* [AIM OF THE EXERCISE] Every line in the listing is to be echoed verbatim.

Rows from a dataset
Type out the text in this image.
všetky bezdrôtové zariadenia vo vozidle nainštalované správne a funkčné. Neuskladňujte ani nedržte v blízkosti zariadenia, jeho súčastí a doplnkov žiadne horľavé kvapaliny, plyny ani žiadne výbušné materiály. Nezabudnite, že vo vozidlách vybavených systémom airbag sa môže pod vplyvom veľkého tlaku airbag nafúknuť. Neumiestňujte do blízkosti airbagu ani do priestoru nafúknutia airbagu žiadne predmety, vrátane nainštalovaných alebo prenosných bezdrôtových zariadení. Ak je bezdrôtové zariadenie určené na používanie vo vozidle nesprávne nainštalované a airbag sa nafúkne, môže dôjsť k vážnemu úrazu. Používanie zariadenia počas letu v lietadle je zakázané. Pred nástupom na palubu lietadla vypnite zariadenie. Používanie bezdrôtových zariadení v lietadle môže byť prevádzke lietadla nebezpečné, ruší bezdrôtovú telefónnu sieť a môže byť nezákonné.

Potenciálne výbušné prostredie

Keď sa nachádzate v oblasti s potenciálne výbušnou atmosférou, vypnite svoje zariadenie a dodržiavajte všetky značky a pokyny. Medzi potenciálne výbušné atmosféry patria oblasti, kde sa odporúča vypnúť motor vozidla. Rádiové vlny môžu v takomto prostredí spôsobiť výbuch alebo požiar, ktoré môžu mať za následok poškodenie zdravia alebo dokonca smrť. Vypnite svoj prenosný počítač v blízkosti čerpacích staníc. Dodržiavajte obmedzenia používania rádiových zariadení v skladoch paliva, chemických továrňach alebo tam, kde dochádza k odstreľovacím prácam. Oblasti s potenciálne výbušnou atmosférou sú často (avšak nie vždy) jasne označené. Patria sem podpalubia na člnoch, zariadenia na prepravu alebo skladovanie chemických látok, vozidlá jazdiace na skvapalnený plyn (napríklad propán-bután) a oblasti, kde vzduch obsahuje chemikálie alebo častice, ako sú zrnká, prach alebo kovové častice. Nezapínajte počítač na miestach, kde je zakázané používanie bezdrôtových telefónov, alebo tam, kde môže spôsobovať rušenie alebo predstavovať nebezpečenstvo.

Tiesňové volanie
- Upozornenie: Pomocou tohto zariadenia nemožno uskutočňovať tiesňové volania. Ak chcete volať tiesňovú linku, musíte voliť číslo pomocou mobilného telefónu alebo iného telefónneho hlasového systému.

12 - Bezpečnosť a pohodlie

* [FULL RESPONSE]
Type out the text in this image.
všetky bezdrôtové zariadenia vo vozidle nainštalované správne a funkčné. Neuskladňujte ani nedržte v blízkosti zariadenia, jeho súčastí a doplnkov žiadne horľavé kvapaliny, plyny ani žiadne výbušné materiály. Nezabudnite, že vo vozidlách vybavených systémom airbag sa môže pod vplyvom veľkého tlaku airbag nafúknuť. Neumiestňujte do blízkosti airbagu ani do priestoru nafúknutia airbagu žiadne predmety, vrátane nainštalovaných alebo prenosných bezdrôtových zariadení. Ak je bezdrôtové zariadenie určené na používanie vo vozidle nesprávne nainštalované a airbag sa nafúkne, môže dôjsť k vážnemu úrazu. Používanie zariadenia počas letu v lietadle je zakázané. Pred nástupom na palubu lietadla vypnite zariadenie. Používanie bezdrôtových zariadení v lietadle môže byť prevádzke lietadla nebezpečné, ruší bezdrôtovú telefónnu sieť a môže byť nezákonné.

Potenciálne výbušné prostredie

Keď sa nachádzate v oblasti s potenciálne výbušnou atmosférou, vypnite svoje zariadenie a dodržiavajte všetky značky a pokyny. Medzi potenciálne výbušné atmosféry patria oblasti, kde sa odporúča vypnúť motor vozidla. Rádiové vlny môžu v takomto prostredí spôsobiť výbuch alebo požiar, ktoré môžu mať za následok poškodenie zdravia alebo dokonca smrť. Vypnite svoj prenosný počítač v blízkosti čerpacích staníc. Dodržiavajte obmedzenia používania rádiových zariadení v skladoch paliva, chemických továrňach alebo tam, kde dochádza k odstreľovacím prácam. Oblasti s potenciálne výbušnou atmosférou sú často (avšak nie vždy) jasne označené. Patria sem podpalubia na člnoch, zariadenia na prepravu alebo skladovanie chemických látok, vozidlá jazdiace na skvapalnený plyn (napríklad propán-bután) a oblasti, kde vzduch obsahuje chemikálie alebo častice, ako sú zrnká, prach alebo kovové častice. Nezapínajte počítač na miestach, kde je zakázané používanie bezdrôtových telefónov, alebo tam, kde môže spôsobovať rušenie alebo predstavovať nebezpečenstvo.

Tiesňové volanie
- Upozornenie: Pomocou tohto zariadenia nemožno uskutočňovať tiesňové volania. Ak chcete volať tiesňovú linku, musíte voliť číslo pomocou mobilného telefónu alebo iného telefónneho hlasového systému.

12 - Bezpečnosť a pohodlie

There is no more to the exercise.